- Exercise:
Nothing but an exact reproduction of the records, pictures excluded, should be returned.

Dataset entries
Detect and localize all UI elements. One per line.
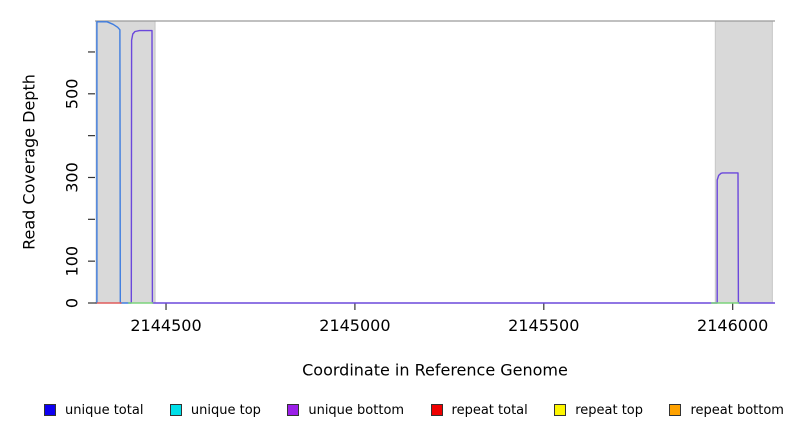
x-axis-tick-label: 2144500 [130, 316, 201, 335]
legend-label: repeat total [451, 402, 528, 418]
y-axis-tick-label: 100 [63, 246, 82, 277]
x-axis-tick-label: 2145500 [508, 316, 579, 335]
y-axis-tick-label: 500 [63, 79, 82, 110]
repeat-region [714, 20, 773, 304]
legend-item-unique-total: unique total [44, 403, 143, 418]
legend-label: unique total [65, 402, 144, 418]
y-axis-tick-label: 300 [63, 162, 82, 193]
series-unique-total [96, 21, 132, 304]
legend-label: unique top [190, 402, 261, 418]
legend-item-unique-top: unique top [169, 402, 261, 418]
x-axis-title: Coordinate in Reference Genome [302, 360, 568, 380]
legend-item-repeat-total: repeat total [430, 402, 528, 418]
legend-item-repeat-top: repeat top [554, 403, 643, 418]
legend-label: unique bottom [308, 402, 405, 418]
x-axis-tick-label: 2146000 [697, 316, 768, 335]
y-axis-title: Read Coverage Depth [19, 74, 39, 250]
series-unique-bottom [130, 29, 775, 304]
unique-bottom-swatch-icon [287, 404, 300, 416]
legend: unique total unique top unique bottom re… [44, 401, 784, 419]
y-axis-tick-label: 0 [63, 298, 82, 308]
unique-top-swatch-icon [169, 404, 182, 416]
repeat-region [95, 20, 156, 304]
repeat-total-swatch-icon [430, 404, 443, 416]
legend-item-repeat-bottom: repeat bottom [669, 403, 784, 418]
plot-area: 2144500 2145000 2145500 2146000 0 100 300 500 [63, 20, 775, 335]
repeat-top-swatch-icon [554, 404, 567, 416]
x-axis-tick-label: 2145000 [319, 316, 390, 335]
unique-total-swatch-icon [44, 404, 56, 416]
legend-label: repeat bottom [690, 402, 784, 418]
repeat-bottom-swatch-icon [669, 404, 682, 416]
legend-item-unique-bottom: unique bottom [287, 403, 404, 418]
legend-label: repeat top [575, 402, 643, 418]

- Solution to this exercise:
Detect and localize all UI elements. One per line.
x-axis-tick-label: 2144500 [130, 316, 201, 335]
legend-label: repeat total [451, 402, 528, 418]
y-axis-tick-label: 100 [63, 246, 82, 277]
x-axis-tick-label: 2145500 [508, 316, 579, 335]
y-axis-tick-label: 500 [63, 79, 82, 110]
repeat-region [714, 20, 773, 304]
legend-item-unique-total: unique total [44, 403, 143, 418]
legend-label: unique total [65, 402, 144, 418]
y-axis-tick-label: 300 [63, 162, 82, 193]
series-unique-total [96, 21, 132, 304]
legend-label: unique top [190, 402, 261, 418]
legend-item-unique-top: unique top [169, 402, 261, 418]
x-axis-title: Coordinate in Reference Genome [302, 360, 568, 380]
legend-item-repeat-total: repeat total [430, 402, 528, 418]
legend-item-repeat-top: repeat top [554, 403, 643, 418]
legend-label: unique bottom [308, 402, 405, 418]
x-axis-tick-label: 2146000 [697, 316, 768, 335]
y-axis-title: Read Coverage Depth [19, 74, 39, 250]
series-unique-bottom [130, 29, 775, 304]
unique-bottom-swatch-icon [287, 404, 300, 416]
legend: unique total unique top unique bottom re… [44, 401, 784, 419]
y-axis-tick-label: 0 [63, 298, 82, 308]
unique-top-swatch-icon [169, 404, 182, 416]
repeat-region [95, 20, 156, 304]
repeat-total-swatch-icon [430, 404, 443, 416]
legend-item-repeat-bottom: repeat bottom [669, 403, 784, 418]
plot-area: 2144500 2145000 2145500 2146000 0 100 300 500 [63, 20, 775, 335]
repeat-top-swatch-icon [554, 404, 567, 416]
x-axis-tick-label: 2145000 [319, 316, 390, 335]
unique-total-swatch-icon [44, 404, 56, 416]
legend-label: repeat bottom [690, 402, 784, 418]
repeat-bottom-swatch-icon [669, 404, 682, 416]
legend-item-unique-bottom: unique bottom [287, 403, 404, 418]
legend-label: repeat top [575, 402, 643, 418]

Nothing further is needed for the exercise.